[Begin EXCERPTED RECORDS]
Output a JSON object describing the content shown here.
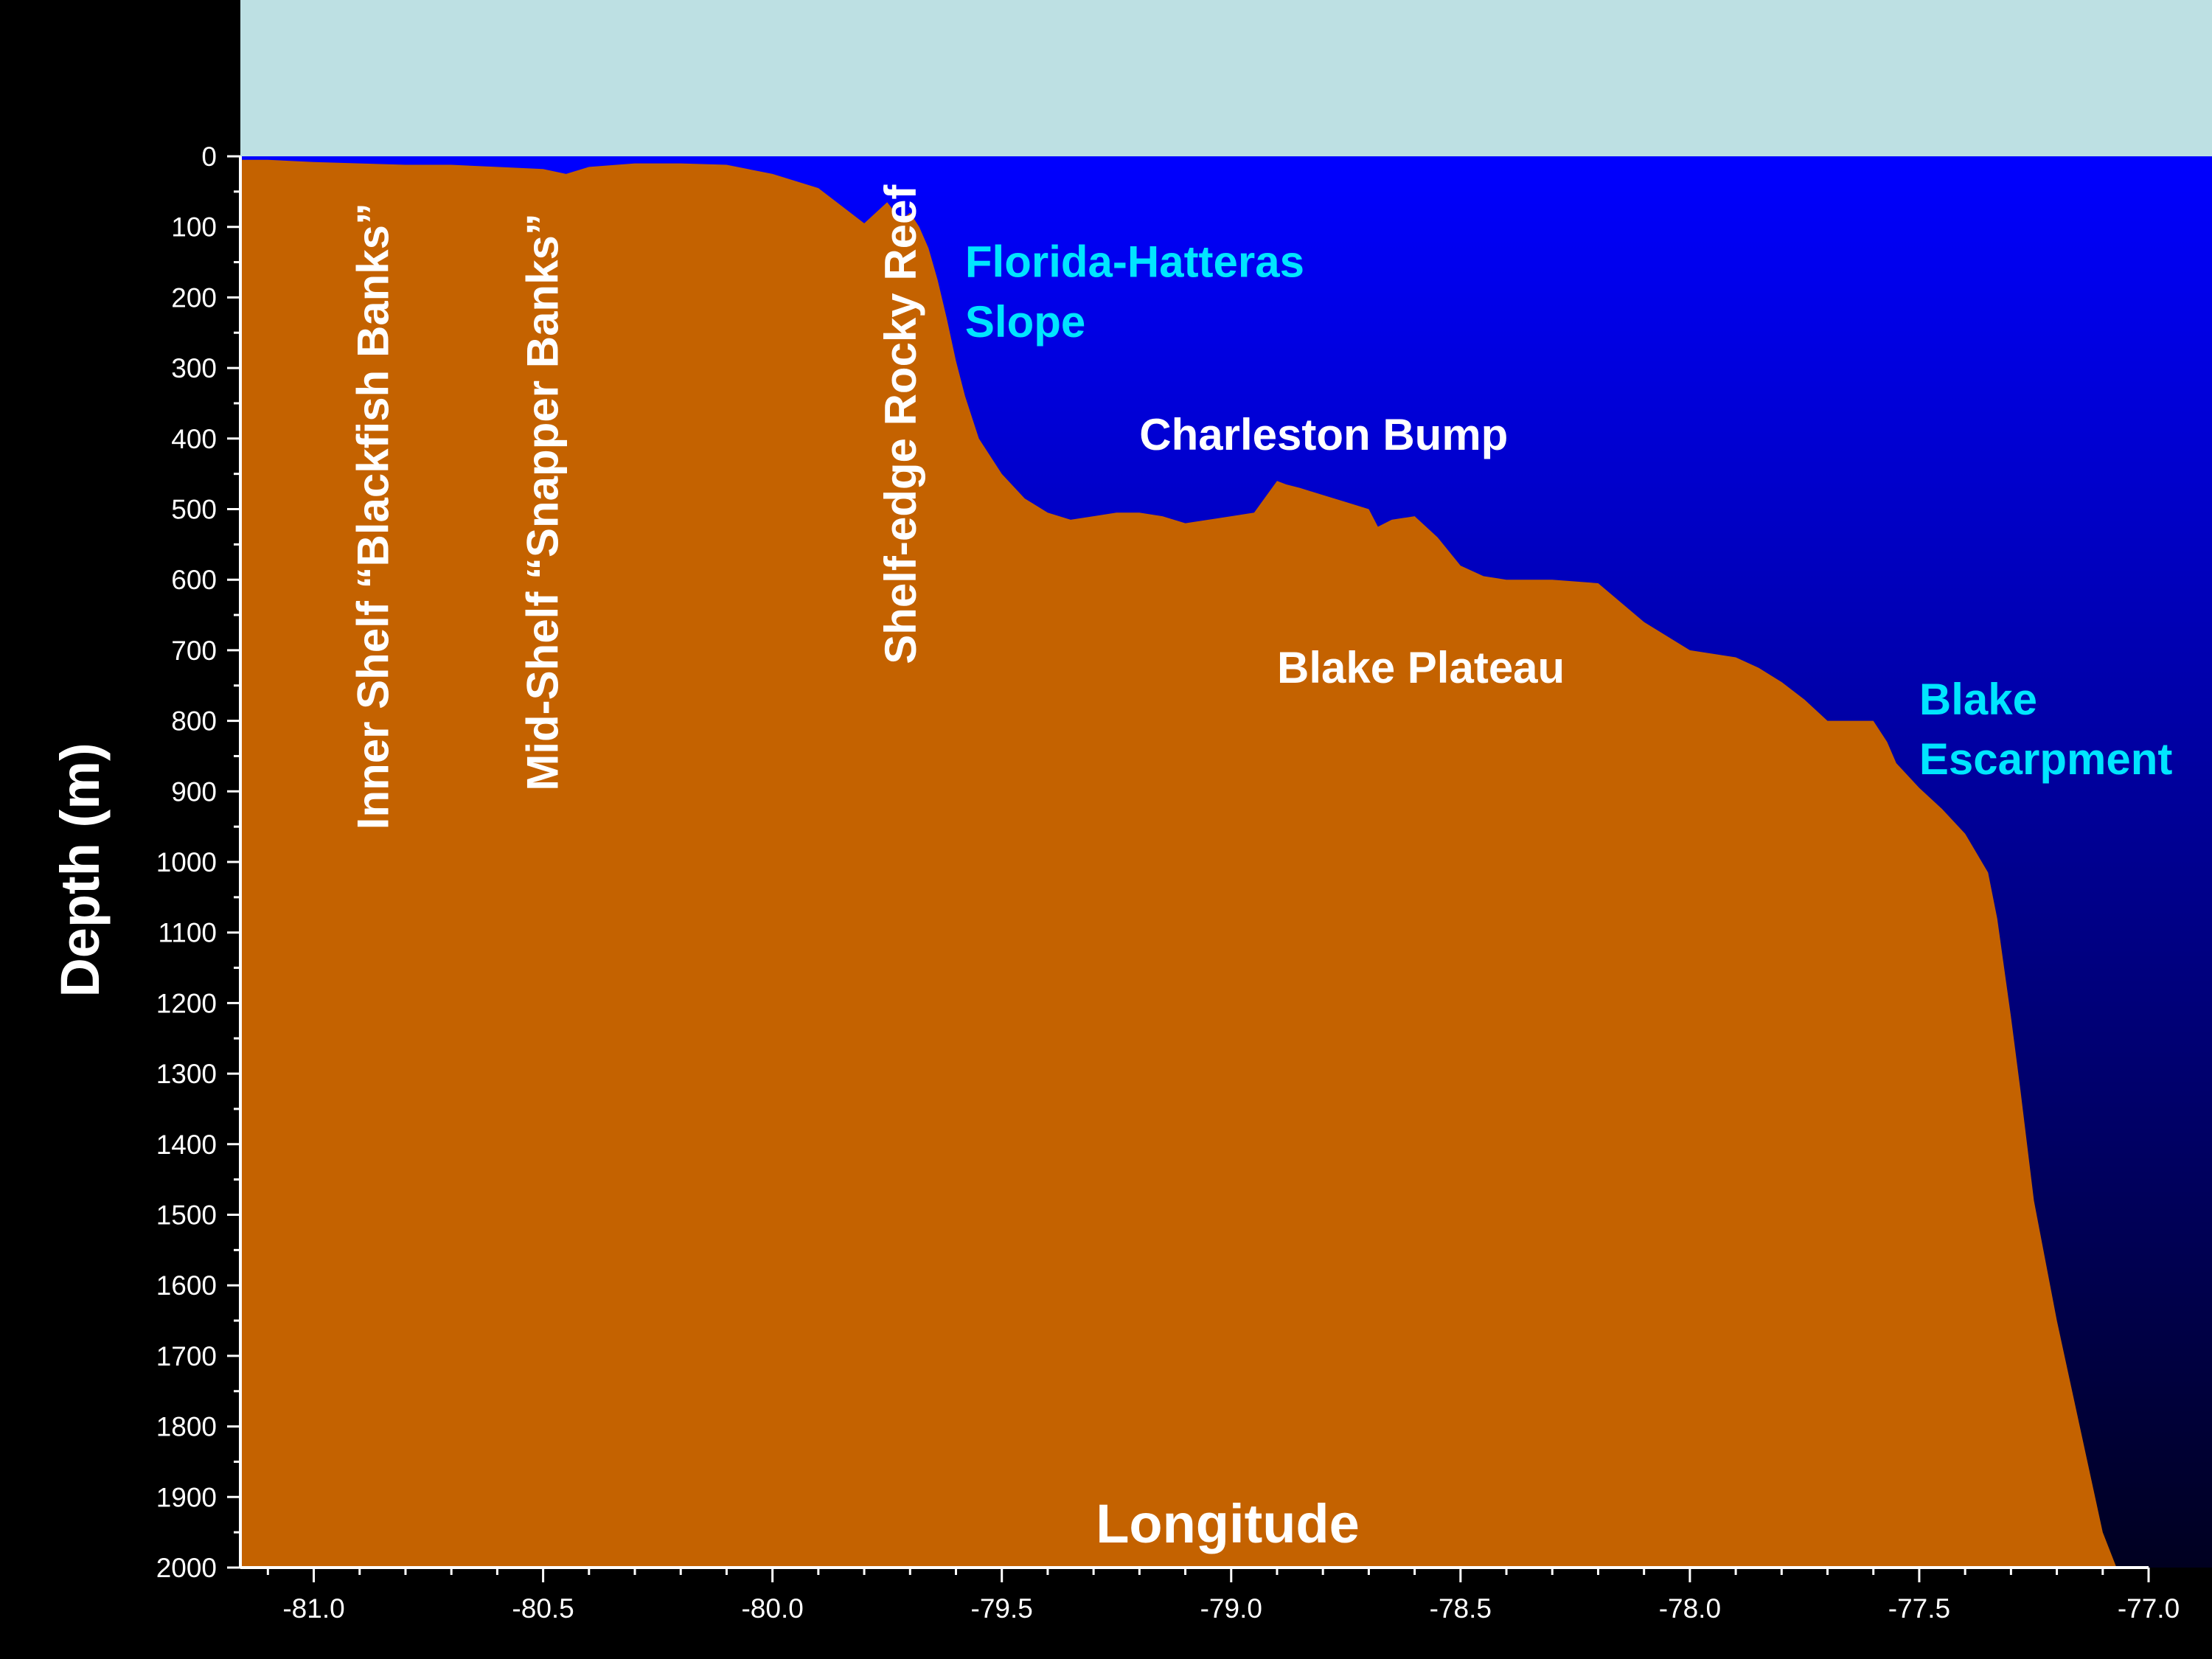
{
  "chart_data": {
    "type": "area",
    "title": "",
    "xlabel": "Longitude",
    "ylabel": "Depth (m)",
    "xlim": [
      -81.16,
      -77.0
    ],
    "ylim": [
      0,
      2000
    ],
    "y_inverted": true,
    "x_ticks": [
      "-81.0",
      "-80.5",
      "-80.0",
      "-79.5",
      "-79.0",
      "-78.5",
      "-78.0",
      "-77.5",
      "-77.0"
    ],
    "y_ticks": [
      "0",
      "100",
      "200",
      "300",
      "400",
      "500",
      "600",
      "700",
      "800",
      "900",
      "1000",
      "1100",
      "1200",
      "1300",
      "1400",
      "1500",
      "1600",
      "1700",
      "1800",
      "1900",
      "2000"
    ],
    "grid": false,
    "colors": {
      "seafloor": "#c46200",
      "water_top": "#0000ff",
      "water_bottom": "#000020",
      "sky": "#bde0e3",
      "background": "#000000",
      "axis": "#ffffff",
      "label_white": "#ffffff",
      "label_cyan": "#00e5ff"
    },
    "series": [
      {
        "x": [
          -81.16,
          -81.1,
          -81.0,
          -80.9,
          -80.8,
          -80.7,
          -80.6,
          -80.5,
          -80.45,
          -80.4,
          -80.3,
          -80.2,
          -80.1,
          -80.0,
          -79.9,
          -79.8,
          -79.75,
          -79.72,
          -79.7,
          -79.68,
          -79.66,
          -79.64,
          -79.62,
          -79.6,
          -79.58,
          -79.55,
          -79.5,
          -79.45,
          -79.4,
          -79.35,
          -79.3,
          -79.25,
          -79.2,
          -79.15,
          -79.1,
          -79.05,
          -79.0,
          -78.95,
          -78.9,
          -78.88,
          -78.85,
          -78.8,
          -78.75,
          -78.7,
          -78.68,
          -78.65,
          -78.6,
          -78.55,
          -78.5,
          -78.45,
          -78.4,
          -78.3,
          -78.2,
          -78.1,
          -78.0,
          -77.9,
          -77.85,
          -77.8,
          -77.75,
          -77.7,
          -77.65,
          -77.6,
          -77.57,
          -77.55,
          -77.5,
          -77.45,
          -77.4,
          -77.35,
          -77.33,
          -77.3,
          -77.28,
          -77.25,
          -77.2,
          -77.15,
          -77.1,
          -77.07
        ],
        "depth": [
          5,
          5,
          8,
          10,
          12,
          12,
          15,
          18,
          25,
          15,
          10,
          10,
          12,
          25,
          45,
          95,
          65,
          90,
          80,
          100,
          130,
          175,
          230,
          290,
          340,
          400,
          450,
          485,
          505,
          515,
          510,
          505,
          505,
          510,
          520,
          515,
          510,
          505,
          460,
          465,
          470,
          480,
          490,
          500,
          525,
          515,
          510,
          540,
          580,
          595,
          600,
          600,
          605,
          660,
          700,
          710,
          725,
          745,
          770,
          800,
          800,
          800,
          830,
          860,
          895,
          925,
          960,
          1015,
          1080,
          1220,
          1320,
          1480,
          1650,
          1800,
          1950,
          2000
        ]
      }
    ],
    "annotations": [
      {
        "text": "Inner Shelf “Blackfish Banks”",
        "x": -80.87,
        "y": 510,
        "orientation": "vertical",
        "color": "white"
      },
      {
        "text": "Mid-Shelf  “Snapper Banks”",
        "x": -80.5,
        "y": 490,
        "orientation": "vertical",
        "color": "white"
      },
      {
        "text": "Shelf-edge Rocky Reef",
        "x": -79.72,
        "y": 380,
        "orientation": "vertical",
        "color": "white"
      },
      {
        "text": "Florida-Hatteras",
        "x": -79.58,
        "y": 150,
        "orientation": "horizontal",
        "color": "cyan"
      },
      {
        "text": "Slope",
        "x": -79.58,
        "y": 235,
        "orientation": "horizontal",
        "color": "cyan"
      },
      {
        "text": "Charleston Bump",
        "x": -79.2,
        "y": 395,
        "orientation": "horizontal",
        "color": "white"
      },
      {
        "text": "Blake Plateau",
        "x": -78.9,
        "y": 725,
        "orientation": "horizontal",
        "color": "white"
      },
      {
        "text": "Blake",
        "x": -77.5,
        "y": 770,
        "orientation": "horizontal",
        "color": "cyan"
      },
      {
        "text": "Escarpment",
        "x": -77.5,
        "y": 855,
        "orientation": "horizontal",
        "color": "cyan"
      }
    ]
  }
}
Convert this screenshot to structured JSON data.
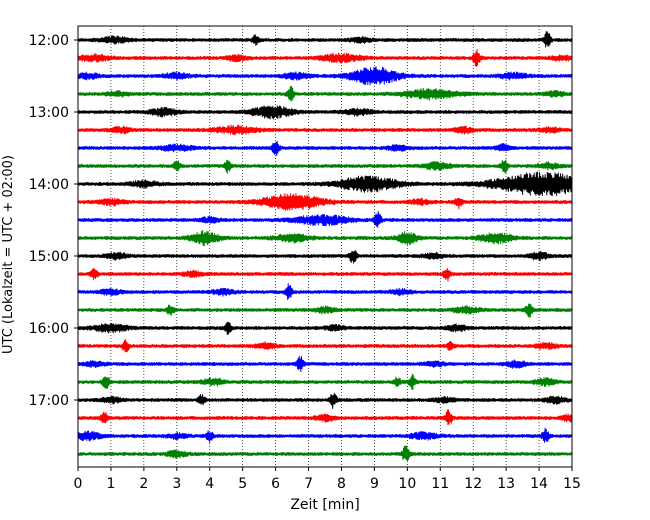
[End EXCERPTED RECORDS]
## PROBLEM DESCRIPTION
The records above need to be restated word for word, with the pictures left out.

## RESPONSE TO THIS TASK
Output a JSON object describing the content shown here.
{
  "chart_data": {
    "type": "area",
    "title": "",
    "xlabel": "Longitude",
    "ylabel": "Depth (m)",
    "xlim": [
      -81.16,
      -77.0
    ],
    "ylim": [
      0,
      2000
    ],
    "y_inverted": true,
    "x_ticks": [
      "-81.0",
      "-80.5",
      "-80.0",
      "-79.5",
      "-79.0",
      "-78.5",
      "-78.0",
      "-77.5",
      "-77.0"
    ],
    "y_ticks": [
      "0",
      "100",
      "200",
      "300",
      "400",
      "500",
      "600",
      "700",
      "800",
      "900",
      "1000",
      "1100",
      "1200",
      "1300",
      "1400",
      "1500",
      "1600",
      "1700",
      "1800",
      "1900",
      "2000"
    ],
    "grid": false,
    "colors": {
      "seafloor": "#c46200",
      "water_top": "#0000ff",
      "water_bottom": "#000020",
      "sky": "#bde0e3",
      "background": "#000000",
      "axis": "#ffffff",
      "label_white": "#ffffff",
      "label_cyan": "#00e5ff"
    },
    "series": [
      {
        "x": [
          -81.16,
          -81.1,
          -81.0,
          -80.9,
          -80.8,
          -80.7,
          -80.6,
          -80.5,
          -80.45,
          -80.4,
          -80.3,
          -80.2,
          -80.1,
          -80.0,
          -79.9,
          -79.8,
          -79.75,
          -79.72,
          -79.7,
          -79.68,
          -79.66,
          -79.64,
          -79.62,
          -79.6,
          -79.58,
          -79.55,
          -79.5,
          -79.45,
          -79.4,
          -79.35,
          -79.3,
          -79.25,
          -79.2,
          -79.15,
          -79.1,
          -79.05,
          -79.0,
          -78.95,
          -78.9,
          -78.88,
          -78.85,
          -78.8,
          -78.75,
          -78.7,
          -78.68,
          -78.65,
          -78.6,
          -78.55,
          -78.5,
          -78.45,
          -78.4,
          -78.3,
          -78.2,
          -78.1,
          -78.0,
          -77.9,
          -77.85,
          -77.8,
          -77.75,
          -77.7,
          -77.65,
          -77.6,
          -77.57,
          -77.55,
          -77.5,
          -77.45,
          -77.4,
          -77.35,
          -77.33,
          -77.3,
          -77.28,
          -77.25,
          -77.2,
          -77.15,
          -77.1,
          -77.07
        ],
        "depth": [
          5,
          5,
          8,
          10,
          12,
          12,
          15,
          18,
          25,
          15,
          10,
          10,
          12,
          25,
          45,
          95,
          65,
          90,
          80,
          100,
          130,
          175,
          230,
          290,
          340,
          400,
          450,
          485,
          505,
          515,
          510,
          505,
          505,
          510,
          520,
          515,
          510,
          505,
          460,
          465,
          470,
          480,
          490,
          500,
          525,
          515,
          510,
          540,
          580,
          595,
          600,
          600,
          605,
          660,
          700,
          710,
          725,
          745,
          770,
          800,
          800,
          800,
          830,
          860,
          895,
          925,
          960,
          1015,
          1080,
          1220,
          1320,
          1480,
          1650,
          1800,
          1950,
          2000
        ]
      }
    ],
    "annotations": [
      {
        "text": "Inner Shelf “Blackfish Banks”",
        "x": -80.87,
        "y": 510,
        "orientation": "vertical",
        "color": "white"
      },
      {
        "text": "Mid-Shelf  “Snapper Banks”",
        "x": -80.5,
        "y": 490,
        "orientation": "vertical",
        "color": "white"
      },
      {
        "text": "Shelf-edge Rocky Reef",
        "x": -79.72,
        "y": 380,
        "orientation": "vertical",
        "color": "white"
      },
      {
        "text": "Florida-Hatteras",
        "x": -79.58,
        "y": 150,
        "orientation": "horizontal",
        "color": "cyan"
      },
      {
        "text": "Slope",
        "x": -79.58,
        "y": 235,
        "orientation": "horizontal",
        "color": "cyan"
      },
      {
        "text": "Charleston Bump",
        "x": -79.2,
        "y": 395,
        "orientation": "horizontal",
        "color": "white"
      },
      {
        "text": "Blake Plateau",
        "x": -78.9,
        "y": 725,
        "orientation": "horizontal",
        "color": "white"
      },
      {
        "text": "Blake",
        "x": -77.5,
        "y": 770,
        "orientation": "horizontal",
        "color": "cyan"
      },
      {
        "text": "Escarpment",
        "x": -77.5,
        "y": 855,
        "orientation": "horizontal",
        "color": "cyan"
      }
    ]
  }
}
Convert this screenshot to structured JSON data.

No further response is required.